» Task objective
Return every record verbatim.

━━ Data records

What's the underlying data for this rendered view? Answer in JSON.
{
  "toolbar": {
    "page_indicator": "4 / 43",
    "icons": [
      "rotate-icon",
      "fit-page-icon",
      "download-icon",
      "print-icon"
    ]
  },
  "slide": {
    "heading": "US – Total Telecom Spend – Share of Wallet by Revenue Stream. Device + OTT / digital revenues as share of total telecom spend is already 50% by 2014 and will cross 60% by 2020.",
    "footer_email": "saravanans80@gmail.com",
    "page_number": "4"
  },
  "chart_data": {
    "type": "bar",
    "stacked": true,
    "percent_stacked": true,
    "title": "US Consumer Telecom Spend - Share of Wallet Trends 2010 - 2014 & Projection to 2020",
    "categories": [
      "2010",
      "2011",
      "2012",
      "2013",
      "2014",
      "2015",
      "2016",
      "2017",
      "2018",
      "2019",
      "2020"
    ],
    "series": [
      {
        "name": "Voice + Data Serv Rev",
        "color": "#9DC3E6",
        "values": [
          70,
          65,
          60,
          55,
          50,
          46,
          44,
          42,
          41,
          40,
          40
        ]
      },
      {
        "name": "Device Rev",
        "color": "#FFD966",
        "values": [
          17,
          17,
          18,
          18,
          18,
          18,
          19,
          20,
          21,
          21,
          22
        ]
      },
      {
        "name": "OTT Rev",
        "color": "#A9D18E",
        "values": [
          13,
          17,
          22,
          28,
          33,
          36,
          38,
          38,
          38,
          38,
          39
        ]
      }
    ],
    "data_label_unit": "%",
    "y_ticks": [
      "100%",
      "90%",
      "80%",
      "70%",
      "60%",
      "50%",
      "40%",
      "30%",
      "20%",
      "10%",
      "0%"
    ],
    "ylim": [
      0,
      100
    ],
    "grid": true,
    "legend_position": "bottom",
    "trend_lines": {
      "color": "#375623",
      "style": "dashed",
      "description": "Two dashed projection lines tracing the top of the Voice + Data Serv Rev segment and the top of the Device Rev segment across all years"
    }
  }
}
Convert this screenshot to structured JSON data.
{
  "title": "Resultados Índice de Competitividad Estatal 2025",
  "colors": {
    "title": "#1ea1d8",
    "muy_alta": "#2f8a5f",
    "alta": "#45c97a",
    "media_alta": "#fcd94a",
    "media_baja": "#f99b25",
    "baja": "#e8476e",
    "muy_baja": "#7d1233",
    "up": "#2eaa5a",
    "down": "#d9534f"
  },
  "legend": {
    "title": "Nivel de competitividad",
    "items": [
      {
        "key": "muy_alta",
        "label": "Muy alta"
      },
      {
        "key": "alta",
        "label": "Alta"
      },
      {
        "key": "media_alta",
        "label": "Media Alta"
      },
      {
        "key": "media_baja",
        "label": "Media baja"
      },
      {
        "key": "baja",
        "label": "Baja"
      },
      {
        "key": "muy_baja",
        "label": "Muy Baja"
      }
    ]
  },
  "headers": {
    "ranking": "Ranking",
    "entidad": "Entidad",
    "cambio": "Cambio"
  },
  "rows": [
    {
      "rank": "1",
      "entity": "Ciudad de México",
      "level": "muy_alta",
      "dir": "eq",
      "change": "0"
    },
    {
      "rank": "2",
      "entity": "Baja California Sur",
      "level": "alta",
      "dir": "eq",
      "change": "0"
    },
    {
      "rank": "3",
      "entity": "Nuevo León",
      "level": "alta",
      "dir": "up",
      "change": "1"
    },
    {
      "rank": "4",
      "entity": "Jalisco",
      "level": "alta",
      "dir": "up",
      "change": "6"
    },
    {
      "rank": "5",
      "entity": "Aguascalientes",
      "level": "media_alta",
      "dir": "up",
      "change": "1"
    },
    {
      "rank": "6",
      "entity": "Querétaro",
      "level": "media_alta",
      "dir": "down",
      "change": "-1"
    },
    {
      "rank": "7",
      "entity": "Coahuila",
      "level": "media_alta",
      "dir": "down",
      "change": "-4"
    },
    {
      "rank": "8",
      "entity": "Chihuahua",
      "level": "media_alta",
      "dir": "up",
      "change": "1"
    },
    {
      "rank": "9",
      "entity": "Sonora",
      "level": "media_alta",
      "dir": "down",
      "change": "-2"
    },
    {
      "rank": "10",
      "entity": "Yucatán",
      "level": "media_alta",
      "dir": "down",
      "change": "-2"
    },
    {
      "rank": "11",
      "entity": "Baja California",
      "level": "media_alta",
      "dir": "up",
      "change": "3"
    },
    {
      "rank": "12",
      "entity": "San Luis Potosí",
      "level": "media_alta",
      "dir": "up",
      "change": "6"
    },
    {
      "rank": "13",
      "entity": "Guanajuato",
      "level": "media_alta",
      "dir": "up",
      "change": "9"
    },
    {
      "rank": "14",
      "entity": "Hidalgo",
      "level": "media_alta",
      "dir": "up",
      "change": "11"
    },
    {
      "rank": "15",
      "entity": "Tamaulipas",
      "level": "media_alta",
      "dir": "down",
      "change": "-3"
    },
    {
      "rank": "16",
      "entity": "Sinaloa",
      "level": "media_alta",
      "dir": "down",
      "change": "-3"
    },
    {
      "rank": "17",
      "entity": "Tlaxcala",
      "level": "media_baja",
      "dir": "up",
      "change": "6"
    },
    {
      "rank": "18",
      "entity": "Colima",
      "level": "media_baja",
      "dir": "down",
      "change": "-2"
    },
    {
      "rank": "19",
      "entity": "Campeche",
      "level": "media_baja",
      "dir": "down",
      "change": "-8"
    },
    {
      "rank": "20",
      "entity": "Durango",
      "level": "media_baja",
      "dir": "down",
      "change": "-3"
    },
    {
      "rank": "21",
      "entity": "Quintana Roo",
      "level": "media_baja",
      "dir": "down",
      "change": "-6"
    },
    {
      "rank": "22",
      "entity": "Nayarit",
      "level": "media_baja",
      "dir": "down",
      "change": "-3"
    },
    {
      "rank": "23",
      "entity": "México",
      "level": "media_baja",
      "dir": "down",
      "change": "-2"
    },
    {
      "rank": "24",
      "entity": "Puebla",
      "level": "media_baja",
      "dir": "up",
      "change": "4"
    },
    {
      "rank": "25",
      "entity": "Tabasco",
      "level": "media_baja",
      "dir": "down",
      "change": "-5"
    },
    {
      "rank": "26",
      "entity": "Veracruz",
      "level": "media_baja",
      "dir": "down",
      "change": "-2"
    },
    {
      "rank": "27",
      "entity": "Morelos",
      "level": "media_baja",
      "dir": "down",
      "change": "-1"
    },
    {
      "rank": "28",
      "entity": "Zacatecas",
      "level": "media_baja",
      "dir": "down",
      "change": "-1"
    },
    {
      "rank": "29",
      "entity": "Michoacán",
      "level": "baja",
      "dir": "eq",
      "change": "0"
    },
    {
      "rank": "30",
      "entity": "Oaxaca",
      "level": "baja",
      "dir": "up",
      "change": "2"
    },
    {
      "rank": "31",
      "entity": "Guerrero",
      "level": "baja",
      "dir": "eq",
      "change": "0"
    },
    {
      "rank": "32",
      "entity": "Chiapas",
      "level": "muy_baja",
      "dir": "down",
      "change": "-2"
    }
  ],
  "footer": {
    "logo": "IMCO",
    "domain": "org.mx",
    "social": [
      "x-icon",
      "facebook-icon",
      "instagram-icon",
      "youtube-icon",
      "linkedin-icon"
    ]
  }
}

━━━━

» Response for this exercise
What's the underlying data for this rendered view? Answer in JSON.
{
  "toolbar": {
    "page_indicator": "4 / 43",
    "icons": [
      "rotate-icon",
      "fit-page-icon",
      "download-icon",
      "print-icon"
    ]
  },
  "slide": {
    "heading": "US – Total Telecom Spend – Share of Wallet by Revenue Stream. Device + OTT / digital revenues as share of total telecom spend is already 50% by 2014 and will cross 60% by 2020.",
    "footer_email": "saravanans80@gmail.com",
    "page_number": "4"
  },
  "chart_data": {
    "type": "bar",
    "stacked": true,
    "percent_stacked": true,
    "title": "US Consumer Telecom Spend - Share of Wallet Trends 2010 - 2014 & Projection to 2020",
    "categories": [
      "2010",
      "2011",
      "2012",
      "2013",
      "2014",
      "2015",
      "2016",
      "2017",
      "2018",
      "2019",
      "2020"
    ],
    "series": [
      {
        "name": "Voice + Data Serv Rev",
        "color": "#9DC3E6",
        "values": [
          70,
          65,
          60,
          55,
          50,
          46,
          44,
          42,
          41,
          40,
          40
        ]
      },
      {
        "name": "Device Rev",
        "color": "#FFD966",
        "values": [
          17,
          17,
          18,
          18,
          18,
          18,
          19,
          20,
          21,
          21,
          22
        ]
      },
      {
        "name": "OTT Rev",
        "color": "#A9D18E",
        "values": [
          13,
          17,
          22,
          28,
          33,
          36,
          38,
          38,
          38,
          38,
          39
        ]
      }
    ],
    "data_label_unit": "%",
    "y_ticks": [
      "100%",
      "90%",
      "80%",
      "70%",
      "60%",
      "50%",
      "40%",
      "30%",
      "20%",
      "10%",
      "0%"
    ],
    "ylim": [
      0,
      100
    ],
    "grid": true,
    "legend_position": "bottom",
    "trend_lines": {
      "color": "#375623",
      "style": "dashed",
      "description": "Two dashed projection lines tracing the top of the Voice + Data Serv Rev segment and the top of the Device Rev segment across all years"
    }
  }
}
Convert this screenshot to structured JSON data.
{
  "title": "Resultados Índice de Competitividad Estatal 2025",
  "colors": {
    "title": "#1ea1d8",
    "muy_alta": "#2f8a5f",
    "alta": "#45c97a",
    "media_alta": "#fcd94a",
    "media_baja": "#f99b25",
    "baja": "#e8476e",
    "muy_baja": "#7d1233",
    "up": "#2eaa5a",
    "down": "#d9534f"
  },
  "legend": {
    "title": "Nivel de competitividad",
    "items": [
      {
        "key": "muy_alta",
        "label": "Muy alta"
      },
      {
        "key": "alta",
        "label": "Alta"
      },
      {
        "key": "media_alta",
        "label": "Media Alta"
      },
      {
        "key": "media_baja",
        "label": "Media baja"
      },
      {
        "key": "baja",
        "label": "Baja"
      },
      {
        "key": "muy_baja",
        "label": "Muy Baja"
      }
    ]
  },
  "headers": {
    "ranking": "Ranking",
    "entidad": "Entidad",
    "cambio": "Cambio"
  },
  "rows": [
    {
      "rank": "1",
      "entity": "Ciudad de México",
      "level": "muy_alta",
      "dir": "eq",
      "change": "0"
    },
    {
      "rank": "2",
      "entity": "Baja California Sur",
      "level": "alta",
      "dir": "eq",
      "change": "0"
    },
    {
      "rank": "3",
      "entity": "Nuevo León",
      "level": "alta",
      "dir": "up",
      "change": "1"
    },
    {
      "rank": "4",
      "entity": "Jalisco",
      "level": "alta",
      "dir": "up",
      "change": "6"
    },
    {
      "rank": "5",
      "entity": "Aguascalientes",
      "level": "media_alta",
      "dir": "up",
      "change": "1"
    },
    {
      "rank": "6",
      "entity": "Querétaro",
      "level": "media_alta",
      "dir": "down",
      "change": "-1"
    },
    {
      "rank": "7",
      "entity": "Coahuila",
      "level": "media_alta",
      "dir": "down",
      "change": "-4"
    },
    {
      "rank": "8",
      "entity": "Chihuahua",
      "level": "media_alta",
      "dir": "up",
      "change": "1"
    },
    {
      "rank": "9",
      "entity": "Sonora",
      "level": "media_alta",
      "dir": "down",
      "change": "-2"
    },
    {
      "rank": "10",
      "entity": "Yucatán",
      "level": "media_alta",
      "dir": "down",
      "change": "-2"
    },
    {
      "rank": "11",
      "entity": "Baja California",
      "level": "media_alta",
      "dir": "up",
      "change": "3"
    },
    {
      "rank": "12",
      "entity": "San Luis Potosí",
      "level": "media_alta",
      "dir": "up",
      "change": "6"
    },
    {
      "rank": "13",
      "entity": "Guanajuato",
      "level": "media_alta",
      "dir": "up",
      "change": "9"
    },
    {
      "rank": "14",
      "entity": "Hidalgo",
      "level": "media_alta",
      "dir": "up",
      "change": "11"
    },
    {
      "rank": "15",
      "entity": "Tamaulipas",
      "level": "media_alta",
      "dir": "down",
      "change": "-3"
    },
    {
      "rank": "16",
      "entity": "Sinaloa",
      "level": "media_alta",
      "dir": "down",
      "change": "-3"
    },
    {
      "rank": "17",
      "entity": "Tlaxcala",
      "level": "media_baja",
      "dir": "up",
      "change": "6"
    },
    {
      "rank": "18",
      "entity": "Colima",
      "level": "media_baja",
      "dir": "down",
      "change": "-2"
    },
    {
      "rank": "19",
      "entity": "Campeche",
      "level": "media_baja",
      "dir": "down",
      "change": "-8"
    },
    {
      "rank": "20",
      "entity": "Durango",
      "level": "media_baja",
      "dir": "down",
      "change": "-3"
    },
    {
      "rank": "21",
      "entity": "Quintana Roo",
      "level": "media_baja",
      "dir": "down",
      "change": "-6"
    },
    {
      "rank": "22",
      "entity": "Nayarit",
      "level": "media_baja",
      "dir": "down",
      "change": "-3"
    },
    {
      "rank": "23",
      "entity": "México",
      "level": "media_baja",
      "dir": "down",
      "change": "-2"
    },
    {
      "rank": "24",
      "entity": "Puebla",
      "level": "media_baja",
      "dir": "up",
      "change": "4"
    },
    {
      "rank": "25",
      "entity": "Tabasco",
      "level": "media_baja",
      "dir": "down",
      "change": "-5"
    },
    {
      "rank": "26",
      "entity": "Veracruz",
      "level": "media_baja",
      "dir": "down",
      "change": "-2"
    },
    {
      "rank": "27",
      "entity": "Morelos",
      "level": "media_baja",
      "dir": "down",
      "change": "-1"
    },
    {
      "rank": "28",
      "entity": "Zacatecas",
      "level": "media_baja",
      "dir": "down",
      "change": "-1"
    },
    {
      "rank": "29",
      "entity": "Michoacán",
      "level": "baja",
      "dir": "eq",
      "change": "0"
    },
    {
      "rank": "30",
      "entity": "Oaxaca",
      "level": "baja",
      "dir": "up",
      "change": "2"
    },
    {
      "rank": "31",
      "entity": "Guerrero",
      "level": "baja",
      "dir": "eq",
      "change": "0"
    },
    {
      "rank": "32",
      "entity": "Chiapas",
      "level": "muy_baja",
      "dir": "down",
      "change": "-2"
    }
  ],
  "footer": {
    "logo": "IMCO",
    "domain": "org.mx",
    "social": [
      "x-icon",
      "facebook-icon",
      "instagram-icon",
      "youtube-icon",
      "linkedin-icon"
    ]
  }
}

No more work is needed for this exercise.